**Job 1:** In the post below, rewrite the paragraph that begins "Diamonds owe their success" as a short bulleted list that keeps its main facts.

Tuesday, 22 March 2011

The Battle of the Princesses

Don't worry, it's not a real fight, it's not even the title of some new reality show on MTV (although I can just about picture it, can't you?). It's about the qualities that go into making some women into 'icons'. Are some types more successful than others?

Remember that game "rock-paper-scissors"? Well it's not really relevant here other than to demonstrate that success is relative. So forget the rock-paper-scissor analogy which could be misleading and let's instead take a look at two extreme types that I'm going to call Diamonds and Butterfly Wings.

Diamonds owe their success to a lifelong determination, absolute focus, discipline and dedication to their objective. These ladies get what they want. It may not always be pretty or romantic, but they get there, and they commit such effort to the enterprise that at the end of the day - whether or not you agree with it - you've just gotta take your hat off to them. By Golly they've earned it. Madonna is a Diamond.

Butterfly Wings on the other hand owe their success to their sheer beauty and fragility (and I have to admit, in some cases,  to a certain talent for emotional manipulation). They often seem to become successful in spite of themselves. If the Diamonds are the high priestesses, then the Butterfly Wings are the sacrificial offering (on the altar of Fame - if we want to be thorough and complete the metaphor). Marilyn was the archetypal Butterfly Wing.

What about Princesses? Well what about them? What is a princess anyway? I keep seeing these signs on the back of cars "princess on board" and it makes me wonder... whatever happened to tradition: Rolls Royces and horse drawn ceremonial carriages?

By definition (my definition) a princess is someone who gets to be as special and beautiful as bride on her wedding day, every single day of her life. Look it up, you'll see it's part of the job description. Just below "must be able to walk with a shiny crown on her head" and "must be able to perform the royal wave whilst sitting in a golden carriage". Have a look I tell you! Or just take my word for it. 

Catherine Middleton, or 'Kate' as everyone who's never met her insists on calling her, a soon to be princess,  is a Diamond. Very pretty, very personable (from a distance, as I said I've never met her nor do I know anyone who's ever met her. If we're talking degrees of separation, I'm closer to Madonna). I think Kate would have done very well at anything she set her mind to so she'll make a fantastic princess. She seems nice. Someone you'd want to know. Doesn't she give you the feeling that she will make her soon to be husband a very happy and contended man? That they will be married for - like - ever. And have a zillion children like Victoria and Albert? (Queen Victoria, not Posh who's with someone called David, not Albert. I'm not about to start any false rumours.) Where was I? Kate will make the perfect wife and consort, because she knows what she wants. She is stable, she is strong, and she has a lot to give. She will probably endure and live to a hundred and beyond. She's like the 21st century's answer to the Queen Mother. A true Diamond I tell you. Like one of those big jewels on the Monarch's crown. Precious, shiny, and indestructible.

**Job 2:** Turn the entries below into a Markdown table with the columns Row and Entry line, leaving out blank lines. Begin at the line that contains "List each element" and stop after the line that contains "table-cell: 多くなかった [448, 974, 594, 1005]".

Spatial layout entries:
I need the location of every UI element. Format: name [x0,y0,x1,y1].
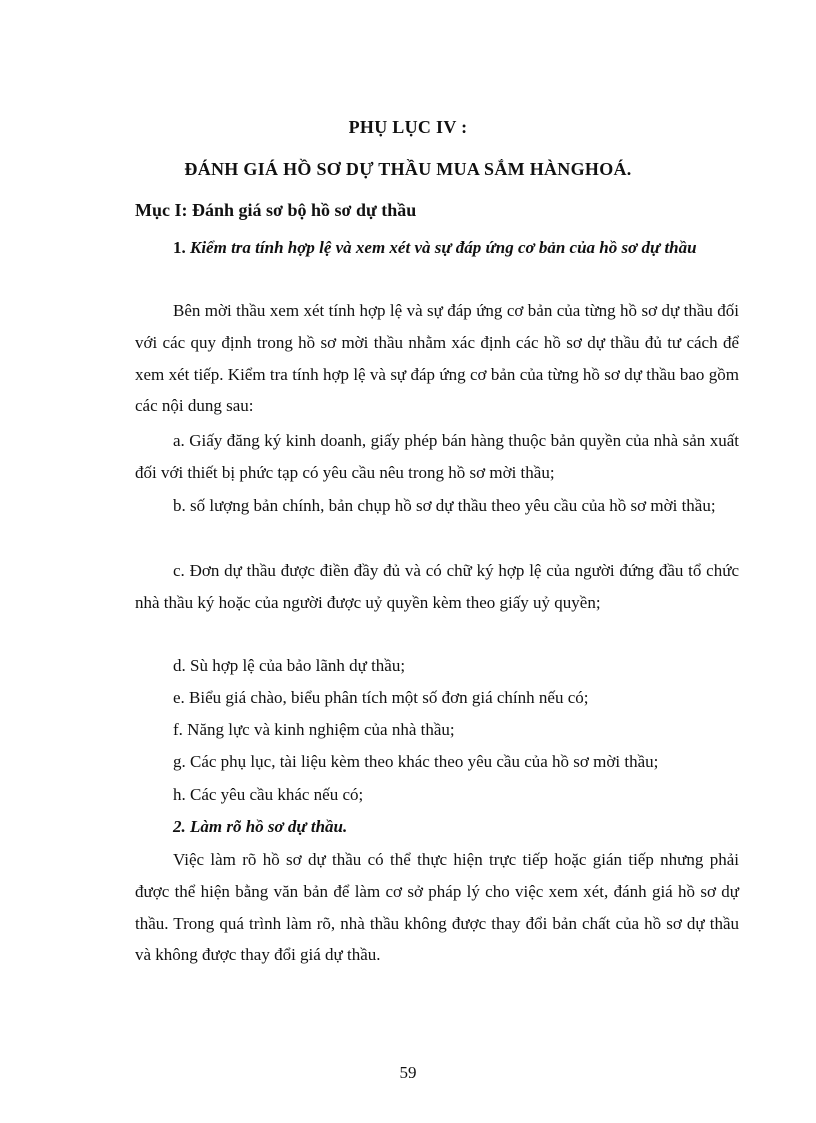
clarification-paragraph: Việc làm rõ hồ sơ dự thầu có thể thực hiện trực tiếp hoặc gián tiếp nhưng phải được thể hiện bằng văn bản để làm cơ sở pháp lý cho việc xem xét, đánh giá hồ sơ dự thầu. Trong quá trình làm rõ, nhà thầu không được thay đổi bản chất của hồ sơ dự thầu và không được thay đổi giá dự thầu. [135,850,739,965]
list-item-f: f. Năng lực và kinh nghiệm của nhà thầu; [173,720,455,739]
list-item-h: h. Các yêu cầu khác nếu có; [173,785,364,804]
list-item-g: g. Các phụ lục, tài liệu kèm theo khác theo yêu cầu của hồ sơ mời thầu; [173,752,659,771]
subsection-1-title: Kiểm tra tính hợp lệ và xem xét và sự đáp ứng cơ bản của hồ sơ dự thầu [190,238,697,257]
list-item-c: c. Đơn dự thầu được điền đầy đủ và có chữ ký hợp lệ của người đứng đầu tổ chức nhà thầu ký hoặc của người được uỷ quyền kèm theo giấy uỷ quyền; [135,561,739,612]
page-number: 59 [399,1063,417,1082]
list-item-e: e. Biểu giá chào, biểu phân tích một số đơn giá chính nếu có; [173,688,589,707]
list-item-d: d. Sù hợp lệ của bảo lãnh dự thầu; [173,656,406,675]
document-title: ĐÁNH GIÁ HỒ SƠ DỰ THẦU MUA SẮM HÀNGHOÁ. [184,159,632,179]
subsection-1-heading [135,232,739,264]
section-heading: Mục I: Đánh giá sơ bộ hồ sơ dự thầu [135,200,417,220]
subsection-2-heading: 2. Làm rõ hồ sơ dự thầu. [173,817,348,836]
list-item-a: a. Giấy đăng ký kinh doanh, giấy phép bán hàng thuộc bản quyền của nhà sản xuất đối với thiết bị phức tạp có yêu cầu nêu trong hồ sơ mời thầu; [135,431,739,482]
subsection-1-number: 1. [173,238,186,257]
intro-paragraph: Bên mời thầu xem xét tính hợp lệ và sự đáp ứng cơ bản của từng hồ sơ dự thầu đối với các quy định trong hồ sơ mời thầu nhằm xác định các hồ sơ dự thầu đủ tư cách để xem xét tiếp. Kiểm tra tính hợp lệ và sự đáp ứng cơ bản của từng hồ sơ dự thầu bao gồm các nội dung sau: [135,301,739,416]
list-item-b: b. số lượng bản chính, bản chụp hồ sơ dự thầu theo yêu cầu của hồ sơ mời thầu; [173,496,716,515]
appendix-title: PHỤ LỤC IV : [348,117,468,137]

...

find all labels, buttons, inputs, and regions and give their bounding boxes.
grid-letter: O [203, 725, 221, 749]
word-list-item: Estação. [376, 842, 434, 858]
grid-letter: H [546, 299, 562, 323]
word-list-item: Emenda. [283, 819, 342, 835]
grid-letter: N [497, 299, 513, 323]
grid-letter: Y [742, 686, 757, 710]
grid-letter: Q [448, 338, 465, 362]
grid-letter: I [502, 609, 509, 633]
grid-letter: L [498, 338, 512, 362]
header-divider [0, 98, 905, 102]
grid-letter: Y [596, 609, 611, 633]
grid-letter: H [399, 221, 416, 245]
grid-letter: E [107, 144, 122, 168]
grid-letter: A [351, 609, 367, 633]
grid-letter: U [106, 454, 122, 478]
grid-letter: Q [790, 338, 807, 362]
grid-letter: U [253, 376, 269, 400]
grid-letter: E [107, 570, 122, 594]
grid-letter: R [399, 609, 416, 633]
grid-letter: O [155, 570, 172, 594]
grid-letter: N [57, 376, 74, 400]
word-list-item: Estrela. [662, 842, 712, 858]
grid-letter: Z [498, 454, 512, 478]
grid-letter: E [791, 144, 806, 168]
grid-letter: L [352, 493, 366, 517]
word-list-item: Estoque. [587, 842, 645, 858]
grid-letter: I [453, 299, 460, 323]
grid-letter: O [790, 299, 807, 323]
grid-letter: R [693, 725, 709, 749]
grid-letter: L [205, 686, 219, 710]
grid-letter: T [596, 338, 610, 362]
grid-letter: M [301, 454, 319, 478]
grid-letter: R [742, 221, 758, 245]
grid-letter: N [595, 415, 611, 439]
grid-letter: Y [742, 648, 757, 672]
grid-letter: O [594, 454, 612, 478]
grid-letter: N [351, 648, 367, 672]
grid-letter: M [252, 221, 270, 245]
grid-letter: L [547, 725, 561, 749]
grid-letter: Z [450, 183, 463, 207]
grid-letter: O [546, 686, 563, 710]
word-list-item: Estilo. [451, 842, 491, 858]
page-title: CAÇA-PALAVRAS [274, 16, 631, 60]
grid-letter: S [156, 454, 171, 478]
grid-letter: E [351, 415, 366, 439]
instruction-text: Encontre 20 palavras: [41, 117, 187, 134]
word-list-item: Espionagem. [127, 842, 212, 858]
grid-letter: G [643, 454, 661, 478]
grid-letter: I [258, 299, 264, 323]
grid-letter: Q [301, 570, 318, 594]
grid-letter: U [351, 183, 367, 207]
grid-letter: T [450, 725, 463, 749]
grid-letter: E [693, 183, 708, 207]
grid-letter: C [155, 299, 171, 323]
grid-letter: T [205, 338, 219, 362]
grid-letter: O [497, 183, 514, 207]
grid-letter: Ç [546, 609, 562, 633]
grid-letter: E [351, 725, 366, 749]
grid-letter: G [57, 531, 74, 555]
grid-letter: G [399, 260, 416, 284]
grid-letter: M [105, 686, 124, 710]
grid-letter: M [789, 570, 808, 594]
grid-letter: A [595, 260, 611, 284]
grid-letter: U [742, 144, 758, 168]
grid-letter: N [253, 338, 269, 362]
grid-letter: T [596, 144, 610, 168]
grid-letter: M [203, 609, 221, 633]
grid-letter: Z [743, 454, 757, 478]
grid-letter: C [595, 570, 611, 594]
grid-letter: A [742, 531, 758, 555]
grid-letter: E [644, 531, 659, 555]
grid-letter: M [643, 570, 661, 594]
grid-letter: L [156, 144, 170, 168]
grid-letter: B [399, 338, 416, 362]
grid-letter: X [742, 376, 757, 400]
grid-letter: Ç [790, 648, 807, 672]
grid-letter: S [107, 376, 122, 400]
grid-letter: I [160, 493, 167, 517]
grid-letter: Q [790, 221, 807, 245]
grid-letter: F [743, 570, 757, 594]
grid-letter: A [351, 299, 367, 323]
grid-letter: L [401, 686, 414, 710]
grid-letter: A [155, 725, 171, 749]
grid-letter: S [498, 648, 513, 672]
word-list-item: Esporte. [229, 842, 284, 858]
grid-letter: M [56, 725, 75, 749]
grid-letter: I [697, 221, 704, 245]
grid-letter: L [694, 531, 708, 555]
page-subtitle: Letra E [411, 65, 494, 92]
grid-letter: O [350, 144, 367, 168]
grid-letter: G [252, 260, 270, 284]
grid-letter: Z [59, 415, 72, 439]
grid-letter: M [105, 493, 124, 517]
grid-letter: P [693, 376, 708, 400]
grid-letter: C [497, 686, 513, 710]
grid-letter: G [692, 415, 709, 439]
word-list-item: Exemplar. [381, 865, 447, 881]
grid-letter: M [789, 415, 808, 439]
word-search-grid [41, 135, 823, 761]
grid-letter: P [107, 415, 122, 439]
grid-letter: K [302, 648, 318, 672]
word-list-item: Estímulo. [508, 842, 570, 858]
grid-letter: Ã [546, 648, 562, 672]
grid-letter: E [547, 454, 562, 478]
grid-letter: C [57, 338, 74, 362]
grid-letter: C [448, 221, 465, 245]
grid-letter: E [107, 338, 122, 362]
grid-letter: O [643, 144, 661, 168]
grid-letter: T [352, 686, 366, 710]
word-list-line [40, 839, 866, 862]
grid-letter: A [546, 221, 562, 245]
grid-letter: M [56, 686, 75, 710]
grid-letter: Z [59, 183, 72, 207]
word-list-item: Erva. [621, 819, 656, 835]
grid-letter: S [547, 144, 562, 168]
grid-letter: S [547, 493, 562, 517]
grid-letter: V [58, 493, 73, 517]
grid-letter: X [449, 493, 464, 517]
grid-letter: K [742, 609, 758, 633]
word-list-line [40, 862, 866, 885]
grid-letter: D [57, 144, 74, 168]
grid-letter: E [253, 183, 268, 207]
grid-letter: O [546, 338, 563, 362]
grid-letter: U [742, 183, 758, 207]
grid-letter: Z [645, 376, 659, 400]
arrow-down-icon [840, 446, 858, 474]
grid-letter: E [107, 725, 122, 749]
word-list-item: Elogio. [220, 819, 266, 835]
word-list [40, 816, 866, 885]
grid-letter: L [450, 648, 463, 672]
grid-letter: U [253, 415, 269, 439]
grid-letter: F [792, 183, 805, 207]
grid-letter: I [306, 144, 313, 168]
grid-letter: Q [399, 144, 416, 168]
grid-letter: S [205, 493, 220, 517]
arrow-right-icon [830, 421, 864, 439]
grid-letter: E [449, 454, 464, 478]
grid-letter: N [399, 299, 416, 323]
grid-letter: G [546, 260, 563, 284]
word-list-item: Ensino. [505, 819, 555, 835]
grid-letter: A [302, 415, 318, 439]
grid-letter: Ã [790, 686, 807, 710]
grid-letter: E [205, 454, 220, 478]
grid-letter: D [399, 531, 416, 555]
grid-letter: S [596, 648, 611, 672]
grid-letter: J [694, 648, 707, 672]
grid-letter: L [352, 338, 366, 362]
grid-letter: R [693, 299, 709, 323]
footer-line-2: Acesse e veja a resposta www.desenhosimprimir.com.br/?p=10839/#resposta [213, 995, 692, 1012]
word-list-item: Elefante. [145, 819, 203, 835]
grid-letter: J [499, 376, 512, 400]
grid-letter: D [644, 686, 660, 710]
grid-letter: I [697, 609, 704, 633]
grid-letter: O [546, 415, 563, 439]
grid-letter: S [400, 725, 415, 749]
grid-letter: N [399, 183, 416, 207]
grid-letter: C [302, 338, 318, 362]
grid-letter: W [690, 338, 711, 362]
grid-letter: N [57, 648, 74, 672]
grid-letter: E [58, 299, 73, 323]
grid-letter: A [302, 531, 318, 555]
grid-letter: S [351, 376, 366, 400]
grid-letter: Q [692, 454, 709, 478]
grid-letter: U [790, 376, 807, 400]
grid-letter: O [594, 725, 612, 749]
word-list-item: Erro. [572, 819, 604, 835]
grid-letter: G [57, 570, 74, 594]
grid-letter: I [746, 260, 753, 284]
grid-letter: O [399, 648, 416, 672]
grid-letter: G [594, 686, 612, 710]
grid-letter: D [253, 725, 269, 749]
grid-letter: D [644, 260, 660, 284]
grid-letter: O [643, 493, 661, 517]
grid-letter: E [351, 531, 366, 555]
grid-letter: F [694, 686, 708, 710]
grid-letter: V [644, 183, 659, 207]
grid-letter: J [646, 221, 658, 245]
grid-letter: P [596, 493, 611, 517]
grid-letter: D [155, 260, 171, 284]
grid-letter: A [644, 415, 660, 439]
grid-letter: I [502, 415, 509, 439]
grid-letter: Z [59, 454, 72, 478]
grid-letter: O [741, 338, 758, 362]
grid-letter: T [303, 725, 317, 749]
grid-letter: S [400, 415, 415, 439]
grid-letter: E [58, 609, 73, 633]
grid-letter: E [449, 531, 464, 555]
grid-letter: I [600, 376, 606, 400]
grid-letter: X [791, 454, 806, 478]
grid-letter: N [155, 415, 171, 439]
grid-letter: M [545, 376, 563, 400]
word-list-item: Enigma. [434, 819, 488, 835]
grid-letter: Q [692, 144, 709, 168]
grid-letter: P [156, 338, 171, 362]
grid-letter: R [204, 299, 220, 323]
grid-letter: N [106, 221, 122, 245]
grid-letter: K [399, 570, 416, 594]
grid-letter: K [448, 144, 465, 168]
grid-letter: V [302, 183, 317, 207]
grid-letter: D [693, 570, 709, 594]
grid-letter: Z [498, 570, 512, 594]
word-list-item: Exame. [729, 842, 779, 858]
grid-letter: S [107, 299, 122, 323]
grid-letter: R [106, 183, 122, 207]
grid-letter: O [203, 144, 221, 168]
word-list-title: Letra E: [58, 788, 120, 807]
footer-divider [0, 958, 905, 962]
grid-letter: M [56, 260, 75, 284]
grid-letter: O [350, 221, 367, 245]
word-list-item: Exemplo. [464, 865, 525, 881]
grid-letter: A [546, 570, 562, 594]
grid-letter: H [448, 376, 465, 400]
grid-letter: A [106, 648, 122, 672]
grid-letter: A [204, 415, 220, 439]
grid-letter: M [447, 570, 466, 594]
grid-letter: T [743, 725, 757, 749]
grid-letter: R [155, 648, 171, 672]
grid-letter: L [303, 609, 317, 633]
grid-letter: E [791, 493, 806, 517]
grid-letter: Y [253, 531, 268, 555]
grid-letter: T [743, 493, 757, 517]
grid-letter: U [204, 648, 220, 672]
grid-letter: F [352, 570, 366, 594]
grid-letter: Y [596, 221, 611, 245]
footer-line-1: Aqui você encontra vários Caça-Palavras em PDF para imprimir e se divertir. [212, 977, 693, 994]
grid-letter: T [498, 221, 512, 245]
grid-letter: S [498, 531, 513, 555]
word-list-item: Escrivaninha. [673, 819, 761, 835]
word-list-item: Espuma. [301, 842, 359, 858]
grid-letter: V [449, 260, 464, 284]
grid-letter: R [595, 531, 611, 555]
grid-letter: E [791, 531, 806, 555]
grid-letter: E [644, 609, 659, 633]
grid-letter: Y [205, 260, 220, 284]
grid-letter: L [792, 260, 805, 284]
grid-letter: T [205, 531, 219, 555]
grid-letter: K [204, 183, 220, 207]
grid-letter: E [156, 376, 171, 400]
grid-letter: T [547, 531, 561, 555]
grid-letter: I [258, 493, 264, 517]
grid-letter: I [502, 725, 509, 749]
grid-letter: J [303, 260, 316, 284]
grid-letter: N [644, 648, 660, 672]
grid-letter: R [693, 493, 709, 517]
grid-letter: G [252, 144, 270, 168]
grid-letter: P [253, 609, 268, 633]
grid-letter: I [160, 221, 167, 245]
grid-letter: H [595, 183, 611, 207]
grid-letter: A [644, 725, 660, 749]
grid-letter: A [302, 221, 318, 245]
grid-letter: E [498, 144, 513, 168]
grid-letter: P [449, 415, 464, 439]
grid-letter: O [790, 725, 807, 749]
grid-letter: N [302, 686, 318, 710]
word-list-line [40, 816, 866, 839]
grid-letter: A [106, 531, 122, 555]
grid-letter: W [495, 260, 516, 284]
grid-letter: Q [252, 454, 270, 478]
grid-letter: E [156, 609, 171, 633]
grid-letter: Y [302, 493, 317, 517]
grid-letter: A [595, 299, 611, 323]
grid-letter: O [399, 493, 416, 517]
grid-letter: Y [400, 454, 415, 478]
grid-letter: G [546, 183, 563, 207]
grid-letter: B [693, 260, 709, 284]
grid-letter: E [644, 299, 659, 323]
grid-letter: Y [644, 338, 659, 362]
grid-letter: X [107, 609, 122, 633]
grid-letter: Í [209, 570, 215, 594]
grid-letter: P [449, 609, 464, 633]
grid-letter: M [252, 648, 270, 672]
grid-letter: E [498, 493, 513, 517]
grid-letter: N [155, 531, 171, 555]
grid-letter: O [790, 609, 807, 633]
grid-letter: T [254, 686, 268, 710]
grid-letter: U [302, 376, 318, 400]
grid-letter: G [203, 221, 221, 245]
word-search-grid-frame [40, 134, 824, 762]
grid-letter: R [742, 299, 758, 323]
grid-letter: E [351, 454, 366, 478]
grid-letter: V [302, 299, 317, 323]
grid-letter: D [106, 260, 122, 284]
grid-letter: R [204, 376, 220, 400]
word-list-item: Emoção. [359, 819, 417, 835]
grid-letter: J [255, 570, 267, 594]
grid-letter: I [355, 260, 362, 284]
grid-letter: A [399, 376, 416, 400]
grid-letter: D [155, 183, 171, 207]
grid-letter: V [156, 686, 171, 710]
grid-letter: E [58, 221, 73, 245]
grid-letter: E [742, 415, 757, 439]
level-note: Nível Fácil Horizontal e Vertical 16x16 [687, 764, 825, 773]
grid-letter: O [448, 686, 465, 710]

---

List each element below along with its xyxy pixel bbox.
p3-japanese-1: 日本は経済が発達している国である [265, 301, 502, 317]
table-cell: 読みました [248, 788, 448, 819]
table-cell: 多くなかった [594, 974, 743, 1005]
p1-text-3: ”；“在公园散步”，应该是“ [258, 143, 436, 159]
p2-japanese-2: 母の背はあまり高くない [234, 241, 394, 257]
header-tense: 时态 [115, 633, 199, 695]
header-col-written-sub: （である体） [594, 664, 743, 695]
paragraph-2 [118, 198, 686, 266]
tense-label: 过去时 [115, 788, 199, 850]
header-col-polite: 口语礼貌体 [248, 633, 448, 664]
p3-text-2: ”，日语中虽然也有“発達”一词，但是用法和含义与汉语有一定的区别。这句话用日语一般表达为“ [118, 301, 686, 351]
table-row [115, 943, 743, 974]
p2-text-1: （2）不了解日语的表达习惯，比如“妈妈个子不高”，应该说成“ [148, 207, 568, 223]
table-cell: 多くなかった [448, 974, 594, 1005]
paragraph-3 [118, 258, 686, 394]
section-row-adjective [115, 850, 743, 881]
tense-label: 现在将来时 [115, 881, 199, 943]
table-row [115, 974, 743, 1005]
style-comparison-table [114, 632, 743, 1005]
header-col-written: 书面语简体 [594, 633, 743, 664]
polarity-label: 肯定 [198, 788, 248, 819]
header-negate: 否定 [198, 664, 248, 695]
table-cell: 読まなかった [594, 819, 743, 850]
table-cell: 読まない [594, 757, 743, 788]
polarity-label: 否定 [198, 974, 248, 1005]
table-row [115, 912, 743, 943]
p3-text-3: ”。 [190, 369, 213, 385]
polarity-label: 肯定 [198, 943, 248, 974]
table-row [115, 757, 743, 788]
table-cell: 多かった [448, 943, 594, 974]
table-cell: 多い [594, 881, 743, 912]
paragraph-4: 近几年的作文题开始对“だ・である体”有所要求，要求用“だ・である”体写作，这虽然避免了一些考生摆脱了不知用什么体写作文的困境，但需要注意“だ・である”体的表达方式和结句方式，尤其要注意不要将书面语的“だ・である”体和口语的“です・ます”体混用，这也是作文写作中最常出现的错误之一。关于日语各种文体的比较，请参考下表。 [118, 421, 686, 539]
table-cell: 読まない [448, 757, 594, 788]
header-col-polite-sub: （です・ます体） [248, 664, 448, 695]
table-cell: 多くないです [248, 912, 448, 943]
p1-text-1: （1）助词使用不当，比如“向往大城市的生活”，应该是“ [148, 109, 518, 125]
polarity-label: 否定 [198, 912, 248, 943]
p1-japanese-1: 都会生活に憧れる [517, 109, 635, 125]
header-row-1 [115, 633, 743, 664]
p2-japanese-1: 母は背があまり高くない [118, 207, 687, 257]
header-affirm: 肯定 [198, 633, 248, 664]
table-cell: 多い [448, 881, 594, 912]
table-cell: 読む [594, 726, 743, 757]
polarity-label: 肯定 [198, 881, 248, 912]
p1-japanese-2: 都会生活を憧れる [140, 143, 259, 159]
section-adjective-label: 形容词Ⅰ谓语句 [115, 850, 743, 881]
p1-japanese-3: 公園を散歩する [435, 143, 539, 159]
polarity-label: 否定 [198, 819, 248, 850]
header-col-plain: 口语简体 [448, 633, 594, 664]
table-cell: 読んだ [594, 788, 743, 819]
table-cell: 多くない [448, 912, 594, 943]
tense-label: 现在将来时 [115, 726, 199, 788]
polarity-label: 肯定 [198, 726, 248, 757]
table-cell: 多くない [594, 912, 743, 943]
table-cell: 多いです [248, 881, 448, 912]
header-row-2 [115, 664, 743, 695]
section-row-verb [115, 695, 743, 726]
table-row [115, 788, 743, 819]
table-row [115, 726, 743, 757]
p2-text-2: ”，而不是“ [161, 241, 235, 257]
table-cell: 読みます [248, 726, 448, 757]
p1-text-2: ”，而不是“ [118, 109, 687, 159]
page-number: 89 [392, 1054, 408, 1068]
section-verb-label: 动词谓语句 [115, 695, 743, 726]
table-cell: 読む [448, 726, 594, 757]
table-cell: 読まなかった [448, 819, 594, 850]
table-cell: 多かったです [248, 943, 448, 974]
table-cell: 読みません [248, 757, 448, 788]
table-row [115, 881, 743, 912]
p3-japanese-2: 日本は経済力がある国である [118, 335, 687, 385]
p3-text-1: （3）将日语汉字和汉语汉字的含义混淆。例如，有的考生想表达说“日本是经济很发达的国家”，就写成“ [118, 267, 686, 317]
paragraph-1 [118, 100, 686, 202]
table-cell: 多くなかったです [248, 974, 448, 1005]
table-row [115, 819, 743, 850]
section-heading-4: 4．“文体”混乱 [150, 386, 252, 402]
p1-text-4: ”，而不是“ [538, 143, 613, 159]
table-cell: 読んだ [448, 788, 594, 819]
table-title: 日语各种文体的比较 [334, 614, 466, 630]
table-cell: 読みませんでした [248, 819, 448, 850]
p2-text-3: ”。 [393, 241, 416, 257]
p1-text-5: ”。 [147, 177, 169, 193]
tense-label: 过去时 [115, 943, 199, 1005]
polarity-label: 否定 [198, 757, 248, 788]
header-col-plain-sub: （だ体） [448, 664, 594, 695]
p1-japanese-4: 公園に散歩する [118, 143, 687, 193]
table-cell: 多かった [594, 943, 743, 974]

**Exercise solution 1:**
- Diamonds succeed through lifelong determination, absolute focus, discipline and dedication to their objective.
- They get what they want, though the path is not always pretty or romantic.
- They put so much effort into it that you have to take your hat off to them, whether or not you agree with it.
- Madonna is a Diamond.

**Exercise solution 2:**
| Row | Entry line |
|---|---|
| 1 | List each element below along with its xyxy pixel bbox. |
| 2 | p3-japanese-1: 日本は経済が発達している国である [265, 301, 502, 317] |
| 3 | table-cell: 読みました [248, 788, 448, 819] |
| 4 | table-cell: 多くなかった [594, 974, 743, 1005] |
| 5 | p1-text-3: ”；“在公园散步”，应该是“ [258, 143, 436, 159] |
| 6 | p2-japanese-2: 母の背はあまり高くない [234, 241, 394, 257] |
| 7 | header-tense: 时态 [115, 633, 199, 695] |
| 8 | header-col-written-sub: （である体） [594, 664, 743, 695] |
| 9 | paragraph-2 [118, 198, 686, 266] |
| 10 | tense-label: 过去时 [115, 788, 199, 850] |
| 11 | header-col-polite: 口语礼貌体 [248, 633, 448, 664] |
| 12 | p3-text-2: ”，日语中虽然也有“発達”一词，但是用法和含义与汉语有一定的区别。这句话用日语一般表达为“ [118, 301, 686, 351] |
| 13 | table-row [115, 943, 743, 974] |
| 14 | p2-text-1: （2）不了解日语的表达习惯，比如“妈妈个子不高”，应该说成“ [148, 207, 568, 223] |
| 15 | table-cell: 多くなかった [448, 974, 594, 1005] |